Return all of the data exactly as written, without the pictures.
··· Dataset records ···
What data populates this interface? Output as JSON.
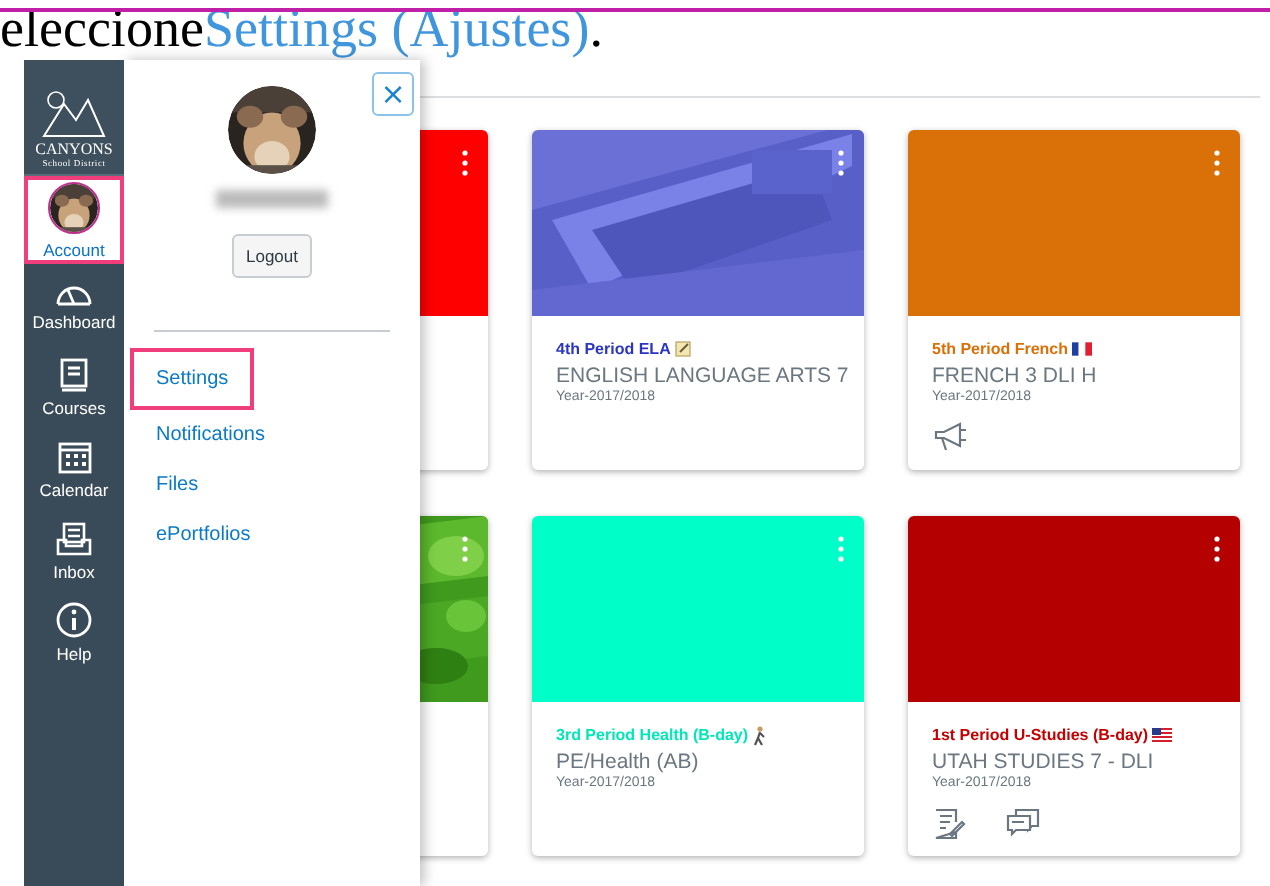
{
  "heading": {
    "parts": [
      {
        "kind": "plain",
        "text": "eleccione"
      },
      {
        "kind": "link",
        "text": "Settings (Ajustes)"
      },
      {
        "kind": "plain",
        "text": "."
      }
    ]
  },
  "global_nav": {
    "logo": {
      "name": "CANYONS",
      "subtitle": "School District"
    },
    "items": [
      {
        "kind": "account",
        "label": "Account",
        "selected": true
      },
      {
        "kind": "dashboard",
        "label": "Dashboard",
        "selected": false
      },
      {
        "kind": "courses",
        "label": "Courses",
        "selected": false
      },
      {
        "kind": "calendar",
        "label": "Calendar",
        "selected": false
      },
      {
        "kind": "inbox",
        "label": "Inbox",
        "selected": false
      },
      {
        "kind": "help",
        "label": "Help",
        "selected": false
      }
    ]
  },
  "account_tray": {
    "close": "×",
    "name_blurred": true,
    "logout": "Logout",
    "links": [
      {
        "label": "Settings",
        "highlighted": true
      },
      {
        "label": "Notifications",
        "highlighted": false
      },
      {
        "label": "Files",
        "highlighted": false
      },
      {
        "label": "ePortfolios",
        "highlighted": false
      }
    ]
  },
  "cards": [
    {
      "header": {
        "kind": "color",
        "color": "#ff0000"
      }
    },
    {
      "nickname": "4th Period ELA",
      "badge": {
        "kind": "memo"
      },
      "color": "#2b35c2",
      "course": "ENGLISH LANGUAGE ARTS 7",
      "term": "Year-2017/2018"
    },
    {
      "header": {
        "kind": "color",
        "color": "#d97008"
      },
      "nickname": "5th Period French",
      "badge": {
        "kind": "flag-fr"
      },
      "color": "#d97008",
      "course": "FRENCH 3 DLI H",
      "term": "Year-2017/2018",
      "icons": [
        {
          "kind": "announcement"
        }
      ]
    },
    {
      "header": {
        "kind": "grass"
      }
    },
    {
      "header": {
        "kind": "color",
        "color": "#00ffc8"
      },
      "nickname": "3rd Period Health (B-day)",
      "badge": {
        "kind": "walker"
      },
      "color": "#00e8b8",
      "course": "PE/Health (AB)",
      "term": "Year-2017/2018"
    },
    {
      "header": {
        "kind": "color",
        "color": "#b50000"
      },
      "nickname": "1st Period U-Studies (B-day)",
      "badge": {
        "kind": "flag-us"
      },
      "color": "#c40000",
      "course": "UTAH STUDIES 7 - DLI",
      "term": "Year-2017/2018",
      "icons": [
        {
          "kind": "assignment"
        },
        {
          "kind": "discussion"
        }
      ]
    }
  ]
}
···
▶ **Result of this exercise**
What data populates this interface? Output as JSON.
{
  "heading": {
    "parts": [
      {
        "kind": "plain",
        "text": "eleccione"
      },
      {
        "kind": "link",
        "text": "Settings (Ajustes)"
      },
      {
        "kind": "plain",
        "text": "."
      }
    ]
  },
  "global_nav": {
    "logo": {
      "name": "CANYONS",
      "subtitle": "School District"
    },
    "items": [
      {
        "kind": "account",
        "label": "Account",
        "selected": true
      },
      {
        "kind": "dashboard",
        "label": "Dashboard",
        "selected": false
      },
      {
        "kind": "courses",
        "label": "Courses",
        "selected": false
      },
      {
        "kind": "calendar",
        "label": "Calendar",
        "selected": false
      },
      {
        "kind": "inbox",
        "label": "Inbox",
        "selected": false
      },
      {
        "kind": "help",
        "label": "Help",
        "selected": false
      }
    ]
  },
  "account_tray": {
    "close": "×",
    "name_blurred": true,
    "logout": "Logout",
    "links": [
      {
        "label": "Settings",
        "highlighted": true
      },
      {
        "label": "Notifications",
        "highlighted": false
      },
      {
        "label": "Files",
        "highlighted": false
      },
      {
        "label": "ePortfolios",
        "highlighted": false
      }
    ]
  },
  "cards": [
    {
      "header": {
        "kind": "color",
        "color": "#ff0000"
      }
    },
    {
      "nickname": "4th Period ELA",
      "badge": {
        "kind": "memo"
      },
      "color": "#2b35c2",
      "course": "ENGLISH LANGUAGE ARTS 7",
      "term": "Year-2017/2018"
    },
    {
      "header": {
        "kind": "color",
        "color": "#d97008"
      },
      "nickname": "5th Period French",
      "badge": {
        "kind": "flag-fr"
      },
      "color": "#d97008",
      "course": "FRENCH 3 DLI H",
      "term": "Year-2017/2018",
      "icons": [
        {
          "kind": "announcement"
        }
      ]
    },
    {
      "header": {
        "kind": "grass"
      }
    },
    {
      "header": {
        "kind": "color",
        "color": "#00ffc8"
      },
      "nickname": "3rd Period Health (B-day)",
      "badge": {
        "kind": "walker"
      },
      "color": "#00e8b8",
      "course": "PE/Health (AB)",
      "term": "Year-2017/2018"
    },
    {
      "header": {
        "kind": "color",
        "color": "#b50000"
      },
      "nickname": "1st Period U-Studies (B-day)",
      "badge": {
        "kind": "flag-us"
      },
      "color": "#c40000",
      "course": "UTAH STUDIES 7 - DLI",
      "term": "Year-2017/2018",
      "icons": [
        {
          "kind": "assignment"
        },
        {
          "kind": "discussion"
        }
      ]
    }
  ]
}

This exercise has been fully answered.